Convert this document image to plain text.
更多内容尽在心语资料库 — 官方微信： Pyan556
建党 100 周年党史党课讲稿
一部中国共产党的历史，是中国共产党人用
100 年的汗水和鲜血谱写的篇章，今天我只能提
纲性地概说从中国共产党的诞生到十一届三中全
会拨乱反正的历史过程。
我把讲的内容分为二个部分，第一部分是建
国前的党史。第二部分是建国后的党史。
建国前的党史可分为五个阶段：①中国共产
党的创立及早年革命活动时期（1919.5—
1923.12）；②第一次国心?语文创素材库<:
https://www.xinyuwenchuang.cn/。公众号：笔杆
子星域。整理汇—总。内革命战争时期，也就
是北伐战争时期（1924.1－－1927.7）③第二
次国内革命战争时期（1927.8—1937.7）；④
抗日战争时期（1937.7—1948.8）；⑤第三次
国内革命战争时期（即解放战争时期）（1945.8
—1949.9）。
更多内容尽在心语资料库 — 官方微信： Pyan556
▬▬▬▬▬▬
Print all of the entries exactly as they appear.

Convert this document image to plain text.
更多内容尽在心语资料库 — 官方微信： Pyan556
建党 100 周年党史党课讲稿
一部中国共产党的历史，是中国共产党人用
100 年的汗水和鲜血谱写的篇章，今天我只能提
纲性地概说从中国共产党的诞生到十一届三中全
会拨乱反正的历史过程。
我把讲的内容分为二个部分，第一部分是建
国前的党史。第二部分是建国后的党史。
建国前的党史可分为五个阶段：①中国共产
党的创立及早年革命活动时期（1919.5—
1923.12）；②第一次国心?语文创素材库<:
https://www.xinyuwenchuang.cn/。公众号：笔杆
子星域。整理汇—总。内革命战争时期，也就
是北伐战争时期（1924.1－－1927.7）③第二
次国内革命战争时期（1927.8—1937.7）；④
抗日战争时期（1937.7—1948.8）；⑤第三次
国内革命战争时期（即解放战争时期）（1945.8
—1949.9）。
更多内容尽在心语资料库 — 官方微信： Pyan556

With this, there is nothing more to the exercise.